Given exercise: Copy every line with the string "this" in it.

*-*-*

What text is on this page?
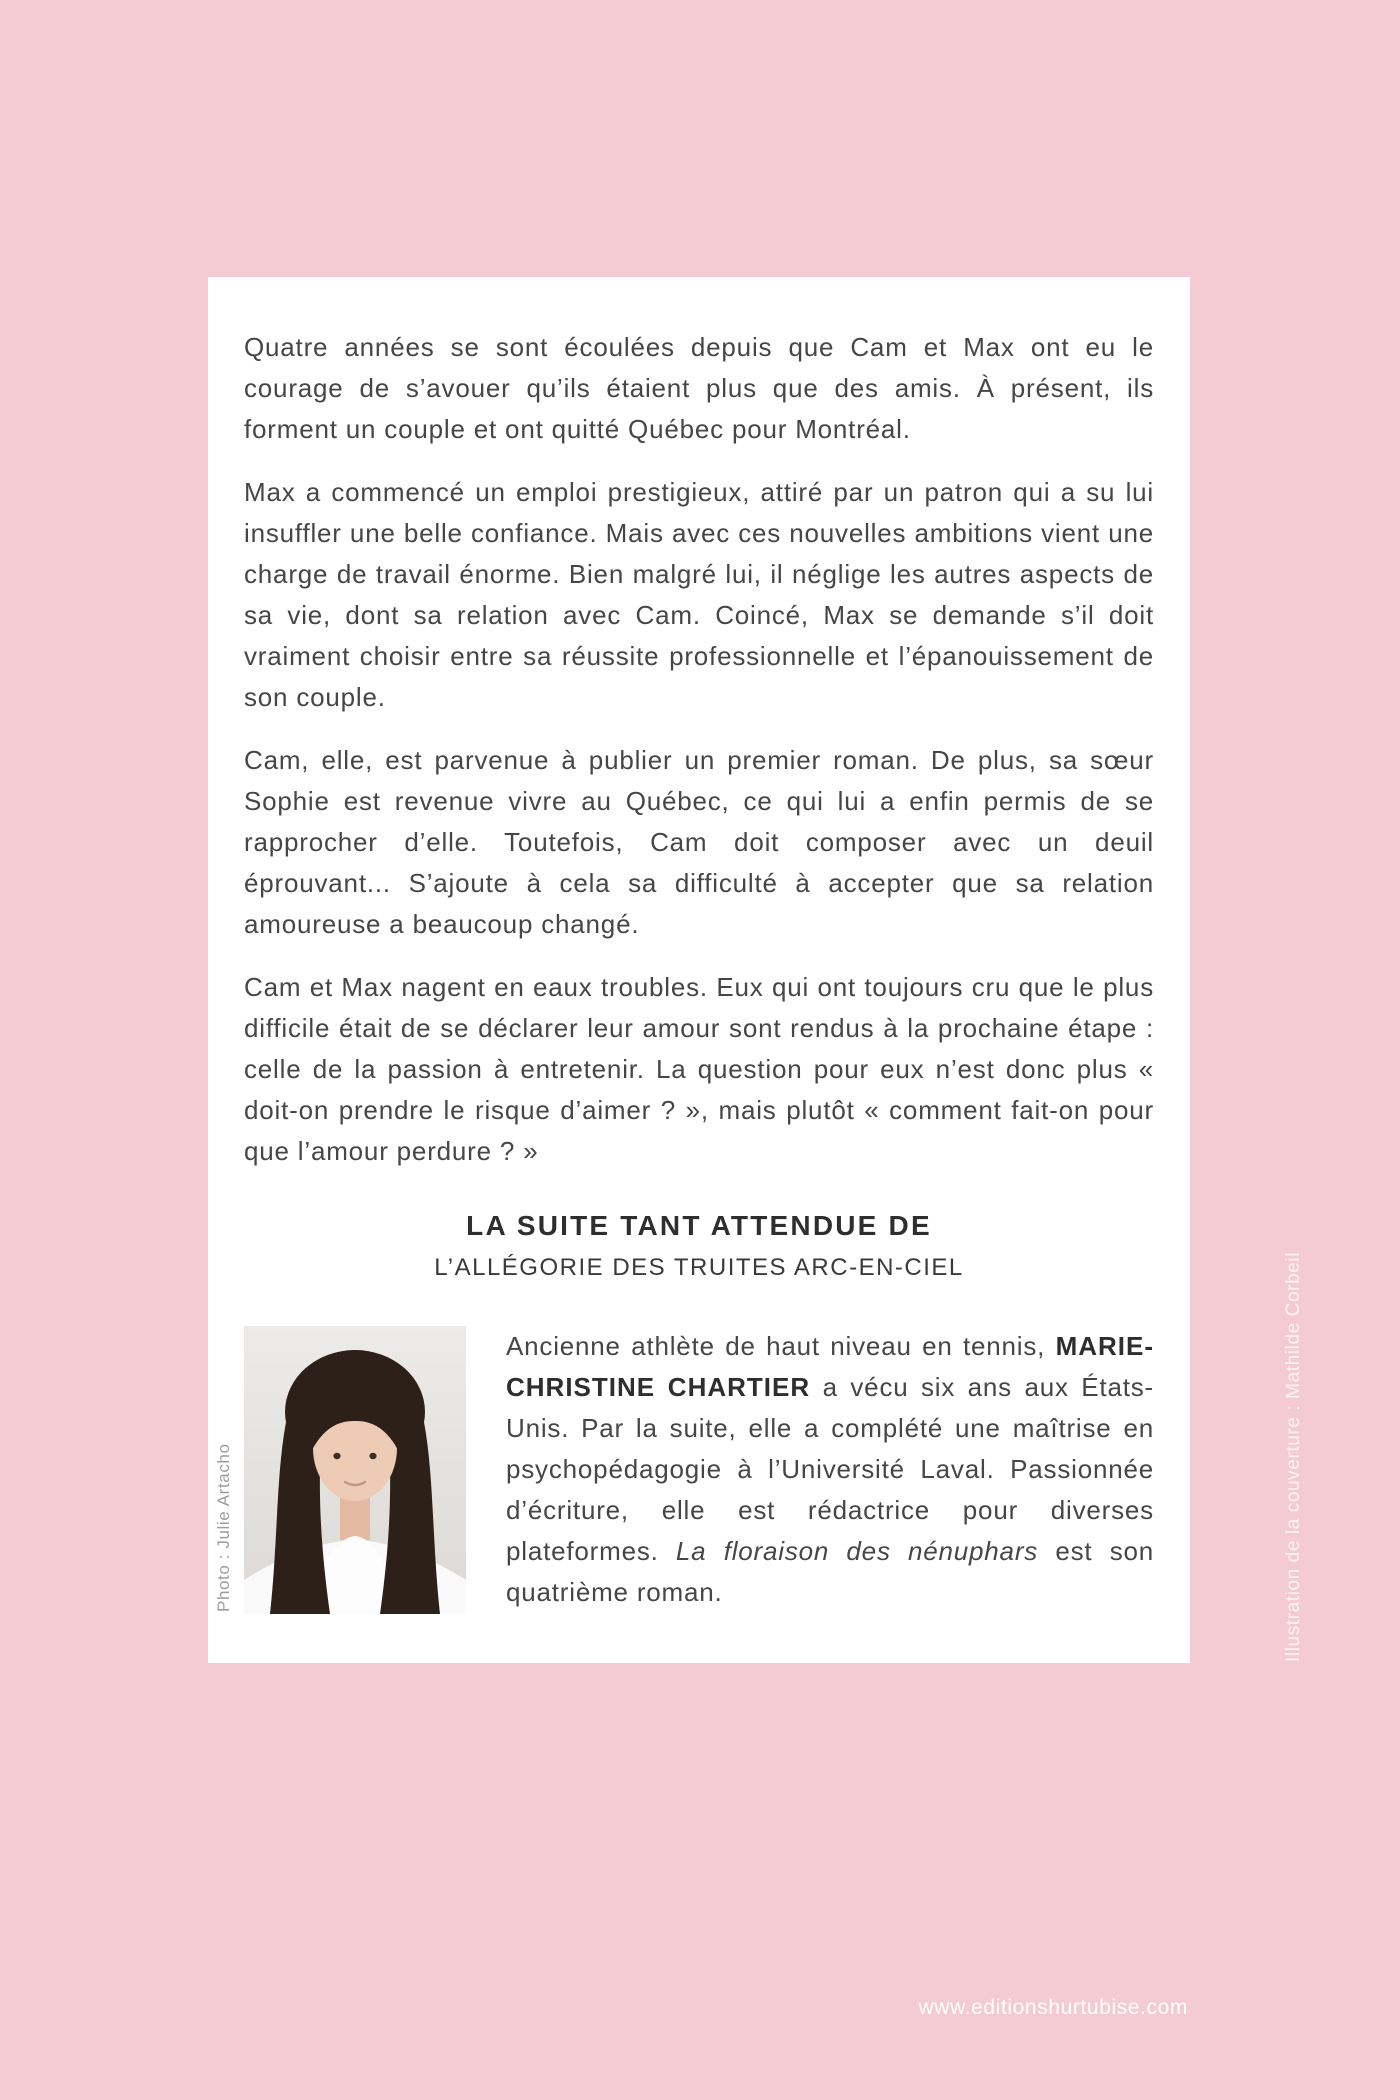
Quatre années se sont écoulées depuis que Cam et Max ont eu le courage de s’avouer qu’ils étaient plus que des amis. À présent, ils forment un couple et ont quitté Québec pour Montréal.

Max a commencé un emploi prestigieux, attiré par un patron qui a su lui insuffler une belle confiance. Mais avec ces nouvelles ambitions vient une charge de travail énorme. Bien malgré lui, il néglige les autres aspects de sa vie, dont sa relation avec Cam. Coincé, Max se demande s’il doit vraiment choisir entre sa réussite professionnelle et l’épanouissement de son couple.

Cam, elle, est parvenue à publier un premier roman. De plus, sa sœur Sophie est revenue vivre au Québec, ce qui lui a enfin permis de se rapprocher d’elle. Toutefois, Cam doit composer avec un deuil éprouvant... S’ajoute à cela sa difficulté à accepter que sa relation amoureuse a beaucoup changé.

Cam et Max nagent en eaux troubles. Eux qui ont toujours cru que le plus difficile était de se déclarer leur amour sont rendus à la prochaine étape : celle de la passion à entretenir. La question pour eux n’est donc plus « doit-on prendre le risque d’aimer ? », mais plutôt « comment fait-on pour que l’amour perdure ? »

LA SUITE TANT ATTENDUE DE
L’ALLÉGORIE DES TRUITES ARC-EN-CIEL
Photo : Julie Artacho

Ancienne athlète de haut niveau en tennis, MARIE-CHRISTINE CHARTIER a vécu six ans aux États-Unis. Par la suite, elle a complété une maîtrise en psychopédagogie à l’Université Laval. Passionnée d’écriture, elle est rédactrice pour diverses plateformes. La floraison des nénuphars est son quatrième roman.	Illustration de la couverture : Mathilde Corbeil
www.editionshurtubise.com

*-*-*

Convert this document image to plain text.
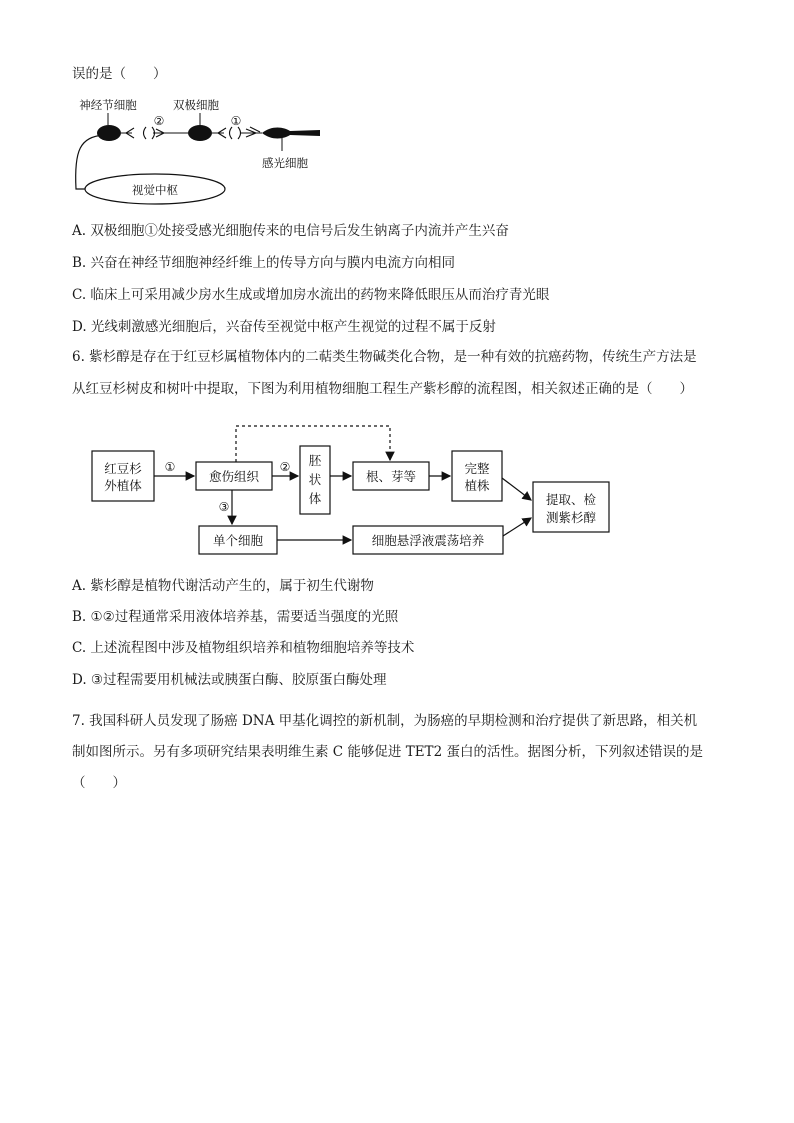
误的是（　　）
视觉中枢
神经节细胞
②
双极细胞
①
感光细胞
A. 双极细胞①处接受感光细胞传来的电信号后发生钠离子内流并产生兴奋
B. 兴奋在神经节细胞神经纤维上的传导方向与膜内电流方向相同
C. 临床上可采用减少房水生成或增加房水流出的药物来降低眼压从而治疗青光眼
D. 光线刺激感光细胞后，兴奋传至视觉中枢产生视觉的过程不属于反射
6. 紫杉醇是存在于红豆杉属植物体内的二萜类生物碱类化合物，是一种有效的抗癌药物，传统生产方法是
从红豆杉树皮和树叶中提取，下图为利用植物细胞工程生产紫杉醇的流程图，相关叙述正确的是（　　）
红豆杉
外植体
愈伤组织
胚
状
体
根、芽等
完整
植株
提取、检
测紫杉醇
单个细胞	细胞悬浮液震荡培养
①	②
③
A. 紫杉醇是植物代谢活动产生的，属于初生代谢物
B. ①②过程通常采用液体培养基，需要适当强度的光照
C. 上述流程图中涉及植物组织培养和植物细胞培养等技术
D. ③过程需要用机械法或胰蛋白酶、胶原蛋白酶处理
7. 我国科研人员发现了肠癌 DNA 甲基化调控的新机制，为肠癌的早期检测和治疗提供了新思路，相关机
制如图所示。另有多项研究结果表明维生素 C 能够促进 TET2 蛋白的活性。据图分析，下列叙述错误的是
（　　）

*-*-*

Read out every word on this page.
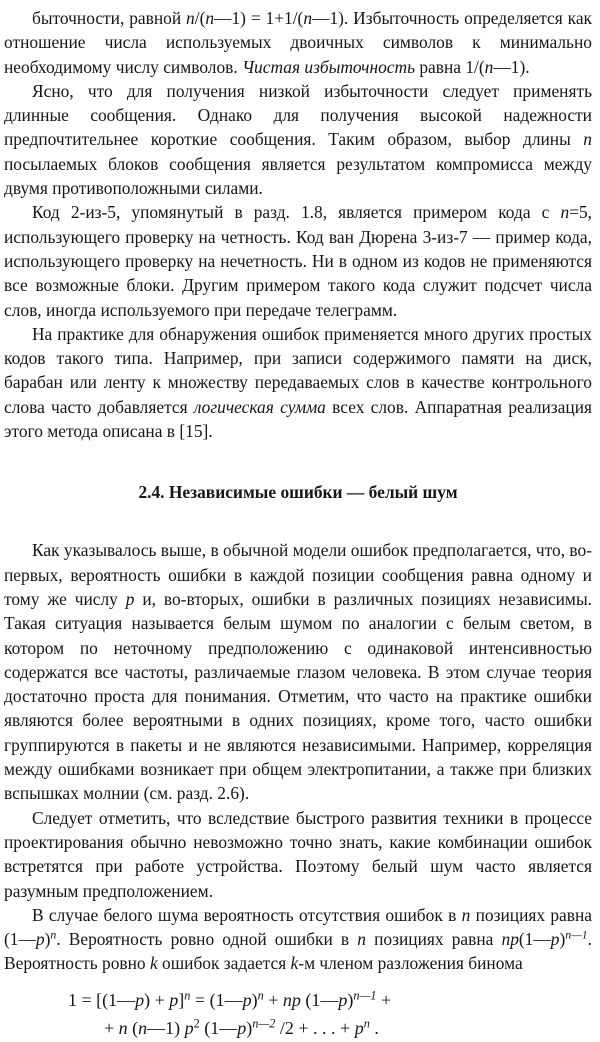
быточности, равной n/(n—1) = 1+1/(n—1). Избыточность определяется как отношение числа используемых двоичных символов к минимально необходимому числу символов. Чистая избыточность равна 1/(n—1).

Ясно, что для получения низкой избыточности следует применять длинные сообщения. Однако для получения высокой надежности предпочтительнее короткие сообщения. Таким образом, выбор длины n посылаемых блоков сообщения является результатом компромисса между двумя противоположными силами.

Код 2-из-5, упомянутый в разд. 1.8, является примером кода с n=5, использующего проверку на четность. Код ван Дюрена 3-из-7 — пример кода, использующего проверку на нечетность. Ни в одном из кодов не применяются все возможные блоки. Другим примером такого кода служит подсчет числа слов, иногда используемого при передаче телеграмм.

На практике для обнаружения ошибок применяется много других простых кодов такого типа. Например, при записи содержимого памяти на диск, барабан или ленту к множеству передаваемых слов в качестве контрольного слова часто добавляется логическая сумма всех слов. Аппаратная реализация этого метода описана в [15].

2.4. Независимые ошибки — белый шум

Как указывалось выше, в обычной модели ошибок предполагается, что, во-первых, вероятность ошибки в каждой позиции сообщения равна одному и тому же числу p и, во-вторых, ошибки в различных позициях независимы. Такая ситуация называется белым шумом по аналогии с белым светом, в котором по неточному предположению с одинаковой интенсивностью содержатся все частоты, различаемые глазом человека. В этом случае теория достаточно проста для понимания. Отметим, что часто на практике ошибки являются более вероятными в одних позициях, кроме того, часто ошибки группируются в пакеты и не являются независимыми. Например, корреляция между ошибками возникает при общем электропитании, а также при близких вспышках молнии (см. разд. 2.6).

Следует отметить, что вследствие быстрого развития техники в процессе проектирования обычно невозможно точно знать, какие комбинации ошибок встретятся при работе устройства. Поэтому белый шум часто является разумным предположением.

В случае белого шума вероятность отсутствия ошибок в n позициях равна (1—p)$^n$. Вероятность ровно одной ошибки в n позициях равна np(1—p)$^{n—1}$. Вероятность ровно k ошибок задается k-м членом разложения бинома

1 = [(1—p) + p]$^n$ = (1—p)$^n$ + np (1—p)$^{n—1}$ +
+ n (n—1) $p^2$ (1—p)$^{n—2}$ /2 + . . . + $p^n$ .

*-*-*

Finished exercise:
What text is on this page?
Convert this document image to plain text.
Read out every word on this page.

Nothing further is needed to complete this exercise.